*EJERCICIO PROPUESTO A*
Repite sin cambios las filas que empiezan en la que contiene "minimize-button[interactable]: — xyxy=(645,0,691,26)" y terminan en la que contiene "scroll-down-icon[interactable]: ▼ xyxy=(766,592,783,603)", ambas incluidas.
====================
Beatriz Olano, Poética del Espacio

 

Por Carlos Arturo Fernández Uribe*
Las obras de Beatriz Olano se imponen por su carácter literal y directo: están allí, presentes ante nosotros, con todo lo que las constituye, sin que jamás primen referencias metafóricas, ni significaciones ocultas, ni evidencias históricas. Existen solo en cuanto intervenciones espaciales que invitan a la persepcion y al disfrute de una particular experiencia. No se trata de que “no signifiquen nada”, sino que significan el espacio que ellas mismas crean y hacen posible, tanto para la artista como para el espectador. Y esta literalidad del espacio desarrolla una experiencia estética que no encuentra lugar fácilmente dentro de los ámbitos tradicionales de la historia del arte sino, mejor, en contextos posthistóricos en los cuales la creación de la obra se vincula con intensos procesos de reflexión.

 

Por supuesto, a lo largo de la historia, el hombre ha procurado siempre llegar a una comprensión y, mas todavía, a una interpretación del espacio, mas allá de las simples dimensiones de su reconocimiento y uso que, en realidad, son niveles en los cuales se aproximan entre si todos los seres vivos. En efecto, la historia del arte puede leerse desde esta perspectiva espacial, y, como testimonio de ello, la arquitectura ha sido considerada siempre, con justicia, como la mayor entre todas las artes. Y aunque los arquitectos del Movimiento Moderno rompieron esos vínculos y trabajaron con base en conceptos geométricos y funcionalistas que se pretendía descubrir al margen de la historia, las últimas décadas, posthistóricas, parecen haber recuperado los procedimientos básicos de la alusión narrativa y de la arquitectura como arte.
====================
*EJERCICIO PROPUESTO B*
Retoma el texto sobre la obra de Beatriz Olano y continúalo a partir de su última oración.

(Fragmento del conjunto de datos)
====================
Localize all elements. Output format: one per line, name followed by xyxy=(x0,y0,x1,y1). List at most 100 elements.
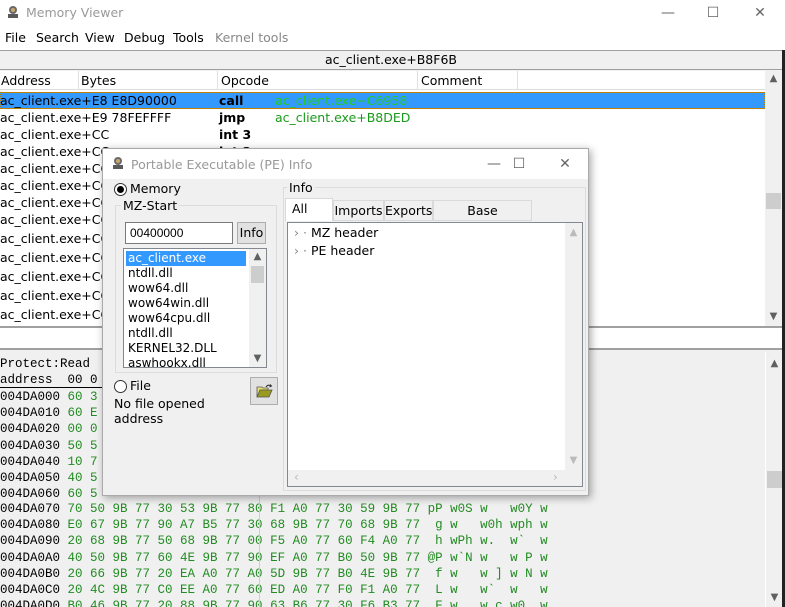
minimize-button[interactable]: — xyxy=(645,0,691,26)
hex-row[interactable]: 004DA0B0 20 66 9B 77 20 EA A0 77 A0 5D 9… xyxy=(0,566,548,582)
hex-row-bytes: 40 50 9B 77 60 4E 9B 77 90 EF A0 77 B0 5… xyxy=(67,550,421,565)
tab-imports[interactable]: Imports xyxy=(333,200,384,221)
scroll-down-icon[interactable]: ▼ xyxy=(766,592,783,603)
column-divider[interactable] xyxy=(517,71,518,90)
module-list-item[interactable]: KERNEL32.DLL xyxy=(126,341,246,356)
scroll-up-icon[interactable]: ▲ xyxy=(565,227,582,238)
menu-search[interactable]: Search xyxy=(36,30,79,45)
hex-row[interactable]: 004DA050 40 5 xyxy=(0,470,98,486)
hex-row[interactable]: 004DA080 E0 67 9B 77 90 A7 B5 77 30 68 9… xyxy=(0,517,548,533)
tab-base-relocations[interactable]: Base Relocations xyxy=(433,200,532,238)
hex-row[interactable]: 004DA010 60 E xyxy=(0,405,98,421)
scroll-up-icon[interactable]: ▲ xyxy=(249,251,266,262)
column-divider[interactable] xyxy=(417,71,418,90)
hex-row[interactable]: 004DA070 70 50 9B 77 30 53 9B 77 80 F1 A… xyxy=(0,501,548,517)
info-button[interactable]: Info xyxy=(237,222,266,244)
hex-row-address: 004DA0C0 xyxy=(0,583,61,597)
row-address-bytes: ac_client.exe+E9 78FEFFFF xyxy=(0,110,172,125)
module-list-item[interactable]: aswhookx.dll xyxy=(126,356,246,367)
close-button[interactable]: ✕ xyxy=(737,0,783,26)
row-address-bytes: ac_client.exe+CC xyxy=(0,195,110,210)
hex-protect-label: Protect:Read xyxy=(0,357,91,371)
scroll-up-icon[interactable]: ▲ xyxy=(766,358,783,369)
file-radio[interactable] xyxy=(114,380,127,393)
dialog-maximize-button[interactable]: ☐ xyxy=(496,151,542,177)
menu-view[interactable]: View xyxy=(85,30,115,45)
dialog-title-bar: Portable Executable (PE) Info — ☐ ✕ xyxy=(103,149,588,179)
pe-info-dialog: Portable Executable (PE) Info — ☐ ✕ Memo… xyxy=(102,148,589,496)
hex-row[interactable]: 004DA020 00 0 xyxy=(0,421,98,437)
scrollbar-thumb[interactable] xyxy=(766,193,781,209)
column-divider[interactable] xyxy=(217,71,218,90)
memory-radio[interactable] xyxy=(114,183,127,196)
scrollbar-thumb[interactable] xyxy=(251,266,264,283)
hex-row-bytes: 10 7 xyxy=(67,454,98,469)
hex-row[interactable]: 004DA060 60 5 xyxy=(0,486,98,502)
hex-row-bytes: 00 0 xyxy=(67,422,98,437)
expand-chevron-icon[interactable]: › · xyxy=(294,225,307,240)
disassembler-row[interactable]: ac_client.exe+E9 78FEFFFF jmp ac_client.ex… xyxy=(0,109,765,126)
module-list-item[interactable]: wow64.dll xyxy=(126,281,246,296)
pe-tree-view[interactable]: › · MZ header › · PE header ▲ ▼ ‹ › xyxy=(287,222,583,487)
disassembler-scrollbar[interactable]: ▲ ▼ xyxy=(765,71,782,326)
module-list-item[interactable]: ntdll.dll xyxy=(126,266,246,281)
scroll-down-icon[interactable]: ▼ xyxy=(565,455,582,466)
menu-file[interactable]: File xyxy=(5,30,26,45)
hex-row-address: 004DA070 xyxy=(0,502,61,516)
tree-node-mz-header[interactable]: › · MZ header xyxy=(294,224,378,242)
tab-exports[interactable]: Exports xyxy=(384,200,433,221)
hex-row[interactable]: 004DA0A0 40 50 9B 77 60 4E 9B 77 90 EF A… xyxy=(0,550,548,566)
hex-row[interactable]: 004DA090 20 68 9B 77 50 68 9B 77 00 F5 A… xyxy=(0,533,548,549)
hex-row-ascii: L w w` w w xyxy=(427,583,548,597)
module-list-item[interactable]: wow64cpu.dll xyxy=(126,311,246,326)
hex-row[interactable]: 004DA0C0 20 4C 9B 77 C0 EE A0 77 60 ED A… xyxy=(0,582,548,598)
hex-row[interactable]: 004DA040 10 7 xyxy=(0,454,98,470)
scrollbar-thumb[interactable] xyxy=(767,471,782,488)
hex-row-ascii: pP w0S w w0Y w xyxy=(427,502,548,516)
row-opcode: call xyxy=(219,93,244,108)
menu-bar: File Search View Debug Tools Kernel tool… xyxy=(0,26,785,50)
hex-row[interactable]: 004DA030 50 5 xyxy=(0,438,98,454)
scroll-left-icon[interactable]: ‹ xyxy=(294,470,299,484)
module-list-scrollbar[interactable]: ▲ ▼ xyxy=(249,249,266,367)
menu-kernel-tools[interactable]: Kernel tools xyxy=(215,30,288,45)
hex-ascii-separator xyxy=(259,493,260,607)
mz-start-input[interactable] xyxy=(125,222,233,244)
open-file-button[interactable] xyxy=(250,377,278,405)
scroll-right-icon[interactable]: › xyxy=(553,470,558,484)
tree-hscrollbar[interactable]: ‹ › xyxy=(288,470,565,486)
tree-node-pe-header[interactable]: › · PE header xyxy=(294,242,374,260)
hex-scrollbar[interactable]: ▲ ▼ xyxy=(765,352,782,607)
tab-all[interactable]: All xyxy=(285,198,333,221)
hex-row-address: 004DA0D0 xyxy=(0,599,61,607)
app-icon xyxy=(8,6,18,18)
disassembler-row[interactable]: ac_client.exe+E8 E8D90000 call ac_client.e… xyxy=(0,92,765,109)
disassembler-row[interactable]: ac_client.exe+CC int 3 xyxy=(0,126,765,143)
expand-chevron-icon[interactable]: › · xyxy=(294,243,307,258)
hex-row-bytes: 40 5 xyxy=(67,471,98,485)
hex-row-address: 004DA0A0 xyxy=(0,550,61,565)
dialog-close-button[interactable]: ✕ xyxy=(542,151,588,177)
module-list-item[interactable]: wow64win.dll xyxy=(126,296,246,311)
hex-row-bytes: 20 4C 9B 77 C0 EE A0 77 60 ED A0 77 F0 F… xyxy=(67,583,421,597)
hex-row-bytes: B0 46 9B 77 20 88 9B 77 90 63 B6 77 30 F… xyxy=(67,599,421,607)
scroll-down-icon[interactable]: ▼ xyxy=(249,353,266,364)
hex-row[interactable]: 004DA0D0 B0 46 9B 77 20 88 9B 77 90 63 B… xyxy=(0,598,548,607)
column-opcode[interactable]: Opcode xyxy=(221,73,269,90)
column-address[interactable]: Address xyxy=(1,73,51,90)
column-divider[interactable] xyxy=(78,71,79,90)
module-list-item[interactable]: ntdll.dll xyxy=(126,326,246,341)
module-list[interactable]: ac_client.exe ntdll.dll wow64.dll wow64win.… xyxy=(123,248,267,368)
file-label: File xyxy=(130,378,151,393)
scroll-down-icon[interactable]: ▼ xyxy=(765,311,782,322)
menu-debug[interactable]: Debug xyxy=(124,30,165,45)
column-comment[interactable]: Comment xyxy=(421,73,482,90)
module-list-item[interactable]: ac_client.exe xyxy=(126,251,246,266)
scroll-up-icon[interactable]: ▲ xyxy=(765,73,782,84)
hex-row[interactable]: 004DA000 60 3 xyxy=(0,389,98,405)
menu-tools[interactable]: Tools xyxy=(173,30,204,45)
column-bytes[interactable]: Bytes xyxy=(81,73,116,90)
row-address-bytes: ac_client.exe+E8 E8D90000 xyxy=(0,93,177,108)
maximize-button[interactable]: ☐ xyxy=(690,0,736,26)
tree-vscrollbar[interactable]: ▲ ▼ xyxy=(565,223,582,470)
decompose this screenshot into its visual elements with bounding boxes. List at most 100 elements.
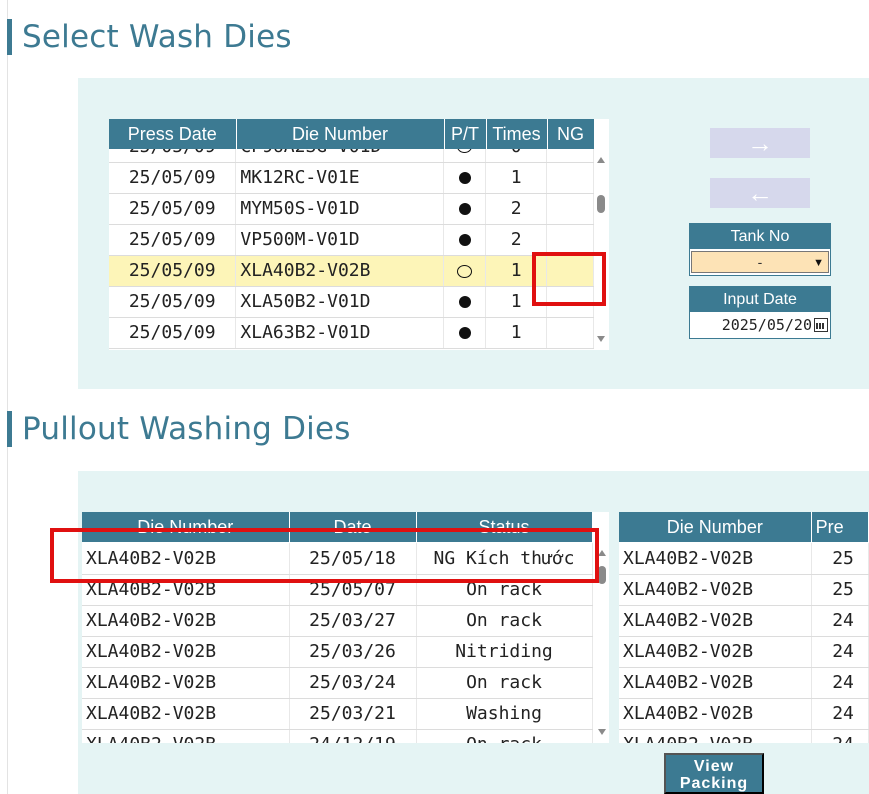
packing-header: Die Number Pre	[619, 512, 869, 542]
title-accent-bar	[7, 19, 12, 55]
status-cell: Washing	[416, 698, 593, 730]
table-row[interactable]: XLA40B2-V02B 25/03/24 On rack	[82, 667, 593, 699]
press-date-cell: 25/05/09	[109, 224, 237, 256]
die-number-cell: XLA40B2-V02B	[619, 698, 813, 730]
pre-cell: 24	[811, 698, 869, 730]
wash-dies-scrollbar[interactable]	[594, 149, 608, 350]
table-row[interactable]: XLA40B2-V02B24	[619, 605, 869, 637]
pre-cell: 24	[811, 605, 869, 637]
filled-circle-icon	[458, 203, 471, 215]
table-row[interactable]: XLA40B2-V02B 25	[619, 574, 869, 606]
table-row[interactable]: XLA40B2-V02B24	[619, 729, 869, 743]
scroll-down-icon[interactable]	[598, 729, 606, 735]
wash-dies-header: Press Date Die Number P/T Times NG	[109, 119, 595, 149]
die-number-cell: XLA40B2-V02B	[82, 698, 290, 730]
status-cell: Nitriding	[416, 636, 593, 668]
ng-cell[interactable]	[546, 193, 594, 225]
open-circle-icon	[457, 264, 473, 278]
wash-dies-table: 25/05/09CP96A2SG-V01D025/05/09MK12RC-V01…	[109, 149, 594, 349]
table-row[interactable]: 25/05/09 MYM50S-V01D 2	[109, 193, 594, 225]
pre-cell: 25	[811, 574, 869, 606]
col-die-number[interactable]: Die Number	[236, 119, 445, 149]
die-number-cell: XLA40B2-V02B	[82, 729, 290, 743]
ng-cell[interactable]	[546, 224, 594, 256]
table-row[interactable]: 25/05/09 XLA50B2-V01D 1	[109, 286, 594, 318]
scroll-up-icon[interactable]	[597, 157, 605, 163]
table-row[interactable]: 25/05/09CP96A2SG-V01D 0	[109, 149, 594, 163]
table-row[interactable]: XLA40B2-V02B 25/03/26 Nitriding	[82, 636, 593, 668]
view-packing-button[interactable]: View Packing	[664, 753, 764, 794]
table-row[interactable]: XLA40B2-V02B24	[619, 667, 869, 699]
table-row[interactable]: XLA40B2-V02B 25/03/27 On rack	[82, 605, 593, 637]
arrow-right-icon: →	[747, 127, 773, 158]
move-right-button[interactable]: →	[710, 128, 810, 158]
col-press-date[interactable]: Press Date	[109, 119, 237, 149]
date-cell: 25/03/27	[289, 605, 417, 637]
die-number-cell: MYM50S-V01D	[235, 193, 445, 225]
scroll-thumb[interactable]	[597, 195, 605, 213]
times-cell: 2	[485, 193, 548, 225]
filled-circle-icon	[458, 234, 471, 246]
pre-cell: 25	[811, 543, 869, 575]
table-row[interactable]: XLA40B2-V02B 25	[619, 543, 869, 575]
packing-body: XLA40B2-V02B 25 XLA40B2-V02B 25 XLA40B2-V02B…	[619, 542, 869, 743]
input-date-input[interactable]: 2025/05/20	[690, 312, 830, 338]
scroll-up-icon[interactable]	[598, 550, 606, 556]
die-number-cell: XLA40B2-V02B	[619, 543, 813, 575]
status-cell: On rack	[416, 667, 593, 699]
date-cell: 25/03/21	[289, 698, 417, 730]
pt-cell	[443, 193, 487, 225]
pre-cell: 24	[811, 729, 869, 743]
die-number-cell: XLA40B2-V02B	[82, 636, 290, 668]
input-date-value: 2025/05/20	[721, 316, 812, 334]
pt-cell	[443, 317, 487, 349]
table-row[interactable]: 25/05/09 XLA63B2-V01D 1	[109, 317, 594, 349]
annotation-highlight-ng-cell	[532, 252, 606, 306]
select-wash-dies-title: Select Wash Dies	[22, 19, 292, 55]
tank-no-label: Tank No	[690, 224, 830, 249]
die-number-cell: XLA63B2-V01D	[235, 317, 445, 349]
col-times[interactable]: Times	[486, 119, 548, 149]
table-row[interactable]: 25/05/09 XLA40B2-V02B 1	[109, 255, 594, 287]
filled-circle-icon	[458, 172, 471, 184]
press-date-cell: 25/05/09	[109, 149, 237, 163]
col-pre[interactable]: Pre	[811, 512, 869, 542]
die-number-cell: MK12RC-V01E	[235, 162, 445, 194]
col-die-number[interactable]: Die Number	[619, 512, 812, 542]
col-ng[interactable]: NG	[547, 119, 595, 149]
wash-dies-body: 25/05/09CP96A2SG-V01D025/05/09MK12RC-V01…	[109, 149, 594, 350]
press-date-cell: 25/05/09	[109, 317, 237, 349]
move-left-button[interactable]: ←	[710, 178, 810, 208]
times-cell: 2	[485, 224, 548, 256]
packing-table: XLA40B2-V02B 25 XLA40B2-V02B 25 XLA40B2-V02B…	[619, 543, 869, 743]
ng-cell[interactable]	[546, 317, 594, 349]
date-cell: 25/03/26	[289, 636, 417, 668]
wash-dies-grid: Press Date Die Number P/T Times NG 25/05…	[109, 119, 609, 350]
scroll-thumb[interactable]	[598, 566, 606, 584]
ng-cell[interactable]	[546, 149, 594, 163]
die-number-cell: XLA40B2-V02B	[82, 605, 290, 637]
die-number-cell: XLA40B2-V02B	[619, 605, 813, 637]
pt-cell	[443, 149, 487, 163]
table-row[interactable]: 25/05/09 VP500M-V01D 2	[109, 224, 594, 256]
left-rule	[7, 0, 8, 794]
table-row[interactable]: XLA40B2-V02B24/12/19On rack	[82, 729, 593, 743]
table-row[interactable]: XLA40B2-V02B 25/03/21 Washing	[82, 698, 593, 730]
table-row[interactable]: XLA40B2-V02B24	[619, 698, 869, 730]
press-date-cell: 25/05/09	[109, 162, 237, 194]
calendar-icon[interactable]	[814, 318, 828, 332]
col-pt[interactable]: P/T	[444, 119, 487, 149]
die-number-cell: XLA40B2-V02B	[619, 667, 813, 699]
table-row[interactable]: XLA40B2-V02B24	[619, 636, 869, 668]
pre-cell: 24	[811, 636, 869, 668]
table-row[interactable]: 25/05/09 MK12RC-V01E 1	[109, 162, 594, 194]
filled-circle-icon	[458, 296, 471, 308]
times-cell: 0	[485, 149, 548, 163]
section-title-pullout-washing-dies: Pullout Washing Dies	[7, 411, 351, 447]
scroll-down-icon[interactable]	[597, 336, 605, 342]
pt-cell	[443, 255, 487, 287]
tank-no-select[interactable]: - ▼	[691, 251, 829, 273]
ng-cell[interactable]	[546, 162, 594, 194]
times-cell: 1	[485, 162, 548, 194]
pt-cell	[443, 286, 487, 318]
====================
*RESPUESTA A*
minimize-button[interactable]: — xyxy=(645,0,691,26)
hex-row[interactable]: 004DA0B0 20 66 9B 77 20 EA A0 77 A0 5D 9… xyxy=(0,566,548,582)
hex-row-bytes: 40 50 9B 77 60 4E 9B 77 90 EF A0 77 B0 5… xyxy=(67,550,421,565)
tab-imports[interactable]: Imports xyxy=(333,200,384,221)
scroll-down-icon[interactable]: ▼ xyxy=(766,592,783,603)

*RESPUESTA B*
Por el contrario, la actitud de Beatriz Olano no tiene un carácter historicista, ni puede comprenderse por una directa referencia a la historia del arte. Y, por eso, aquí no nos encontramos ante el espacio como arte, sino ante una poética y, en definitiva, frente a una filosofía del espacio, que no se afirma en cuanto realidad objetiva sino como forma de la sensibilidad. Así, su obra se ubica en la división de caminos más definitiva y trascendental de la cultura artística contemporánea, aquella que nos permite dejar atrás la mera representación de la realidad para centrarnos en el análisis directo de los procesos estéticos. De alguna manera, puede afirmarse que ya no interesa tanto el conocimiento del mundo, -que había logrado su mas elevada formalización, primero en la perspectiva renacentista y la geometría cartesiana, y luego en el racionalismo del Movimiento Moderno-, sino la comprensión de los procesos que nos permiten conocerlo, lo que se convierte casi en una obsesión para el arte a partir de Cézanne.}

 

En otras palabras, si en medio de la exhuberancia de un ambiente barroco o, en el polo opuesto, frente al rigor de un interior neoclásico, mantenemos las mismas preguntas acerca de “¿qué significan estos espacios?”, “¿qué nos quieren decir?”, ante una obra como la de Beatriz Olano preguntamos “¿cómo es este espacio?” y, en definitiva, “¿que es el espacio?” y a esta pregunta por la naturaleza del espacio se responde a partir de la intuición, a diferencia de casi toda la historia del arte que lo había comprendido como forma simbólica.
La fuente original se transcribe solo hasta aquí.